[Data entries]
□ □ □ □ □ □ □
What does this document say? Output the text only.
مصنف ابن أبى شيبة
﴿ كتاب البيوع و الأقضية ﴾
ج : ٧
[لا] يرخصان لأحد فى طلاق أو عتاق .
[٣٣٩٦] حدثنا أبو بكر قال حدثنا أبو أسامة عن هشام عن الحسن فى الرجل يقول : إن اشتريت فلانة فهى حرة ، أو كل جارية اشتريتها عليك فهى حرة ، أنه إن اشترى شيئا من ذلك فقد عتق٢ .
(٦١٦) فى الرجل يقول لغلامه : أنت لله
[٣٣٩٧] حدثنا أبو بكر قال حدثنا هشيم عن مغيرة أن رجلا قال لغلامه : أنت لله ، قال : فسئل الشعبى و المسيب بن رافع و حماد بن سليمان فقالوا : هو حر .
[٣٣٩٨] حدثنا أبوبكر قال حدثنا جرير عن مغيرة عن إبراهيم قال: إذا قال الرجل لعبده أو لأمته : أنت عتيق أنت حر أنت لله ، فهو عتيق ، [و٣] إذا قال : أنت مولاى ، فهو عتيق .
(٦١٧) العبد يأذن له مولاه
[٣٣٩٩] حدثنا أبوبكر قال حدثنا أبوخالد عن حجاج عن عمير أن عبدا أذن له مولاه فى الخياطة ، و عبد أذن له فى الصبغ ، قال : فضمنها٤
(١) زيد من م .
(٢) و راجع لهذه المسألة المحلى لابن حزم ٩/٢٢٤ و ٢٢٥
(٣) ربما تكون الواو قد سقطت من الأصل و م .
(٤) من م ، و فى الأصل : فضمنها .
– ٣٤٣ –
□ □ □ □ □ □ □
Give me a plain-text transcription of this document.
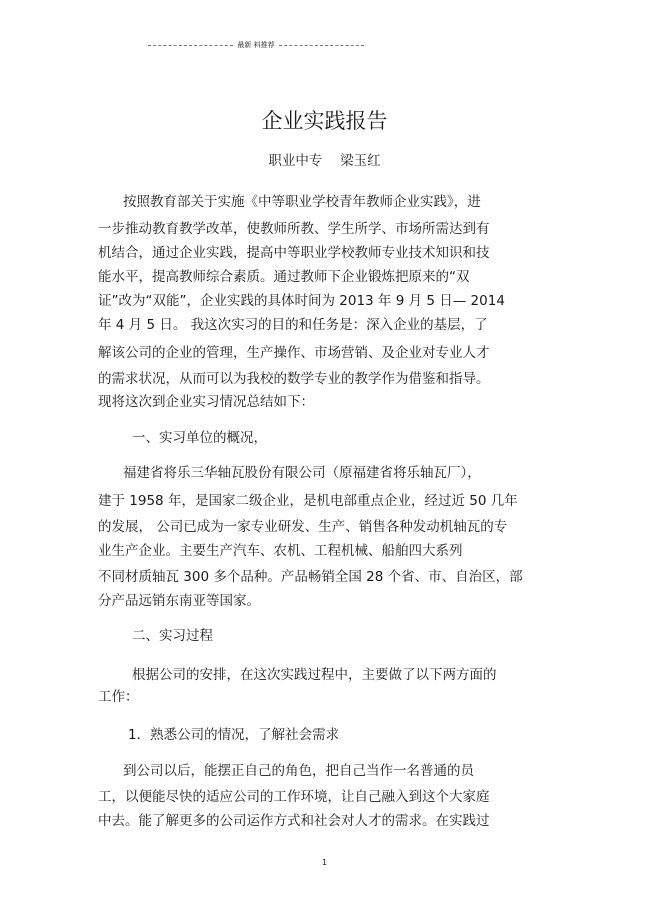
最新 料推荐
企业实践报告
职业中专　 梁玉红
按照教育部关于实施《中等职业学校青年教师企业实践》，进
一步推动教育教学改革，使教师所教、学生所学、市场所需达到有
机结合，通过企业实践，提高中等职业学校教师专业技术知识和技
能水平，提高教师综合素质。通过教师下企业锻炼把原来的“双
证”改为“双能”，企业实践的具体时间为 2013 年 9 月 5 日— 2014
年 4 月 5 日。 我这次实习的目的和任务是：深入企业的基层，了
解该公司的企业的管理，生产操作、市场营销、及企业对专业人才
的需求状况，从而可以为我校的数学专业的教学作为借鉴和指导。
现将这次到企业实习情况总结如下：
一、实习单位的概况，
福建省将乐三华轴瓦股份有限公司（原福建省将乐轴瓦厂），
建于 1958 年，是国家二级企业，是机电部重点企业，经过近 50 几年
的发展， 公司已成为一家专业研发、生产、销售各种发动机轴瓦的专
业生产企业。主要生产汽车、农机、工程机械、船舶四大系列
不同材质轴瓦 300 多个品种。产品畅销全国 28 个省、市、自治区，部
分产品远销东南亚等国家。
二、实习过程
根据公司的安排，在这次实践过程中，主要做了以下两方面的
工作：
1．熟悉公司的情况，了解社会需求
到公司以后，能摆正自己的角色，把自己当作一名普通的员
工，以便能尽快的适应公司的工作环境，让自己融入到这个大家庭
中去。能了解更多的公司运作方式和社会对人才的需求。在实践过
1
□ □ □ □ □ □ □
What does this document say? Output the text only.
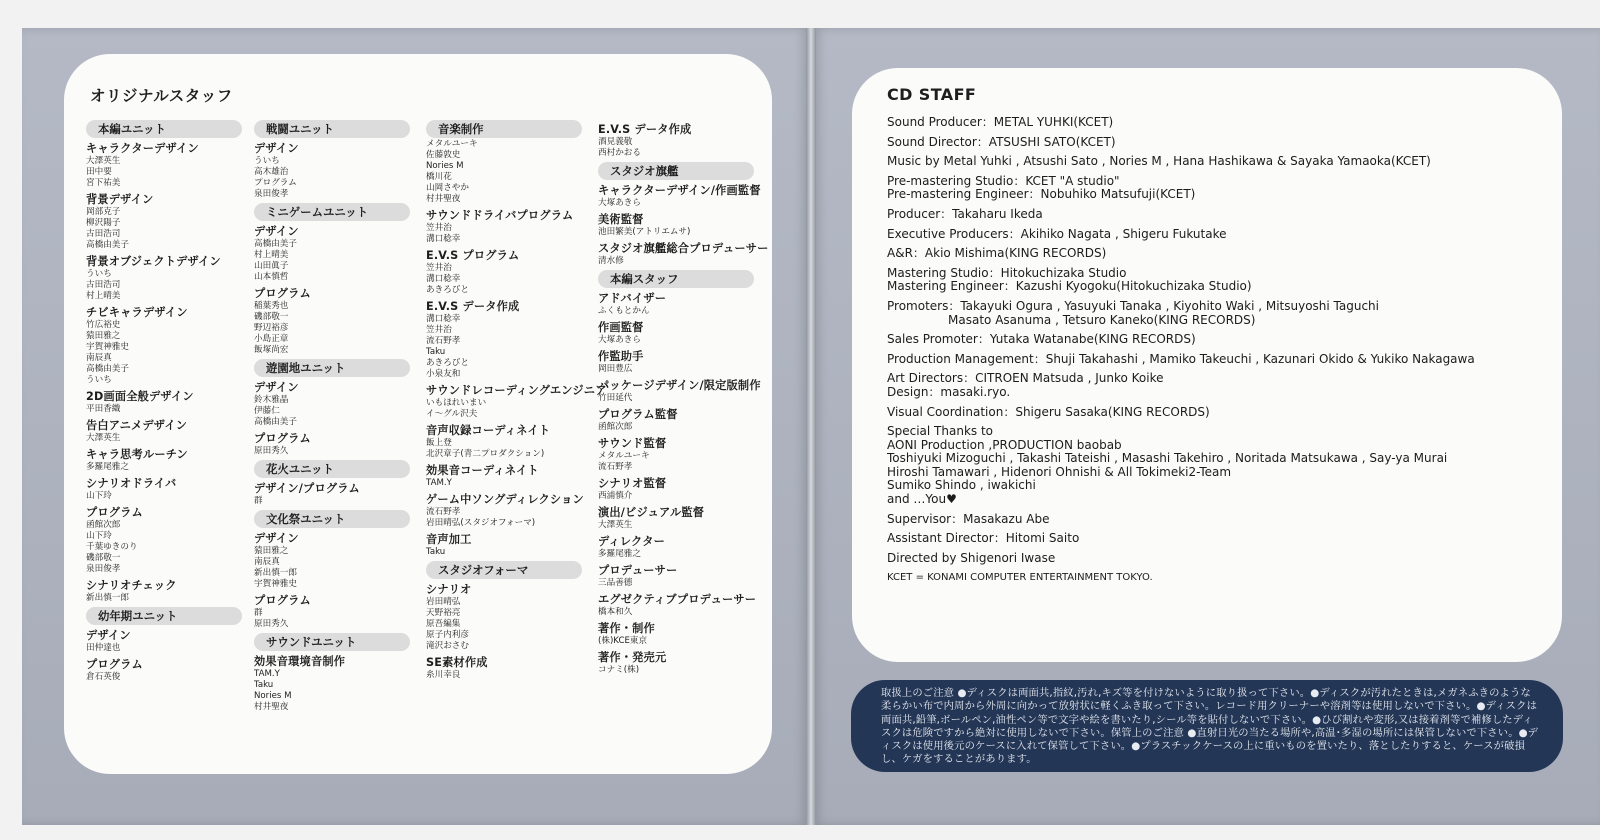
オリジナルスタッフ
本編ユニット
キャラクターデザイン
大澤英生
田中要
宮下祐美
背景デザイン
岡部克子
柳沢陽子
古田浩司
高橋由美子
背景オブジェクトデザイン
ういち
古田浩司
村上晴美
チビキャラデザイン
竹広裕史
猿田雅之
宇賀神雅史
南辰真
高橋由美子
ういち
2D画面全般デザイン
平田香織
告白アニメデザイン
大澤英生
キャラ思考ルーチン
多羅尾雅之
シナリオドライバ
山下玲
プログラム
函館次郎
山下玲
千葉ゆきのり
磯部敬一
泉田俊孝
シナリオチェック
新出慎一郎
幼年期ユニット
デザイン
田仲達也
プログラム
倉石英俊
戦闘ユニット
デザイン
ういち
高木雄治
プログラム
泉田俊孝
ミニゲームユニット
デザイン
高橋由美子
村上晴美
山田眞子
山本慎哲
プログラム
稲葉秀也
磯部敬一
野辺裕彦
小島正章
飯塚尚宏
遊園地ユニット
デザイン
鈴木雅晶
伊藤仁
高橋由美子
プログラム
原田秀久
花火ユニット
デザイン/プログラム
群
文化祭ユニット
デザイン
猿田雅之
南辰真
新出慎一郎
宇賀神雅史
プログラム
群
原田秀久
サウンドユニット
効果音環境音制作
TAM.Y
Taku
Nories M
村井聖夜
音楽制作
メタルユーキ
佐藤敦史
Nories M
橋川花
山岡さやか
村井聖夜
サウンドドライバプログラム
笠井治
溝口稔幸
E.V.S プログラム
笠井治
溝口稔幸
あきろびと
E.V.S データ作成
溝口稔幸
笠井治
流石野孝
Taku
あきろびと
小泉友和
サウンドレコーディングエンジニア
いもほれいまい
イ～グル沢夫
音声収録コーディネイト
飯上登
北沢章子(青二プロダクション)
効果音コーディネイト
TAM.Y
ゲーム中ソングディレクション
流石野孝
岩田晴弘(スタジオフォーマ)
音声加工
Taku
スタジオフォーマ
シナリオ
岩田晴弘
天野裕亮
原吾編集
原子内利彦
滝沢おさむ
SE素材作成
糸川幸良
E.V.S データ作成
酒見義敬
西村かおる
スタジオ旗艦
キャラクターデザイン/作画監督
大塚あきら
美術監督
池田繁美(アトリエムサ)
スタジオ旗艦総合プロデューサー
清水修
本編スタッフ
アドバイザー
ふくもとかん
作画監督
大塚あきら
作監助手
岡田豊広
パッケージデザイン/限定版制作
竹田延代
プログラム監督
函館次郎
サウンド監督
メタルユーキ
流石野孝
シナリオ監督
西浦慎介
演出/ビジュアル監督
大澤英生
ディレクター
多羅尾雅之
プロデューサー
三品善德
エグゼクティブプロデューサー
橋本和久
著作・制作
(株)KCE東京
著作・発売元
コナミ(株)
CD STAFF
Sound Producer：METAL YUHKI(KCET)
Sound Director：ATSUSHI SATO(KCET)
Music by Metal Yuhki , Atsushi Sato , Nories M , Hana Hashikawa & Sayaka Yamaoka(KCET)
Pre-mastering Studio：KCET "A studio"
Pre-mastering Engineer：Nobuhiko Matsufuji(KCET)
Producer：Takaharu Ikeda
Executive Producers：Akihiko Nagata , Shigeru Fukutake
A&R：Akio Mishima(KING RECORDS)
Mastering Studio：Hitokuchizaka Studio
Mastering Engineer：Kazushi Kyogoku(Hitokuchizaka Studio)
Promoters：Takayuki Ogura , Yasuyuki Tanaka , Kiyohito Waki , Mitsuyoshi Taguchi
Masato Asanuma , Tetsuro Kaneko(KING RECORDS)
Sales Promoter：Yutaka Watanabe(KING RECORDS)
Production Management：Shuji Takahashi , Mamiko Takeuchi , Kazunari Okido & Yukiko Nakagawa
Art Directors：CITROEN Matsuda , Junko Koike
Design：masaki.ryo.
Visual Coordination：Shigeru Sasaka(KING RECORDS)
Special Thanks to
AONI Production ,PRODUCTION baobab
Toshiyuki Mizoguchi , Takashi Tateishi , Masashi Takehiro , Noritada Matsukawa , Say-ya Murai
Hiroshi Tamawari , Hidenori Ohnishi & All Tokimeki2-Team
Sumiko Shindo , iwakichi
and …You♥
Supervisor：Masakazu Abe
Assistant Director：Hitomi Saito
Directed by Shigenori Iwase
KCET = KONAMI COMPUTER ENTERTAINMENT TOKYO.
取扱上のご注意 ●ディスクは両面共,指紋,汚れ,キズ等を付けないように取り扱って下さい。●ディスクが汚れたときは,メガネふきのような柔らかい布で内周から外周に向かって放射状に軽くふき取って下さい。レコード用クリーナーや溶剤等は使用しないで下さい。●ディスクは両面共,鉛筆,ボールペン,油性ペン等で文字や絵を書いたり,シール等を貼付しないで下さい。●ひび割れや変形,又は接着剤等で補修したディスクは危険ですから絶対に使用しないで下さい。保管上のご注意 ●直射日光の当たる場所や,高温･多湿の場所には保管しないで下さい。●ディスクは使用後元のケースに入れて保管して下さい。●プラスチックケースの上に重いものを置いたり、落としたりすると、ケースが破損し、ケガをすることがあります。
□ □ □ □ □ □ □
TASK:
Identify each line containing the string "Engineer" and copy it out.

ANSWER TO THE TASK:
Pre-mastering Engineer：Nobuhiko Matsufuji(KCET)
Mastering Engineer：Kazushi Kyogoku(Hitokuchizaka Studio)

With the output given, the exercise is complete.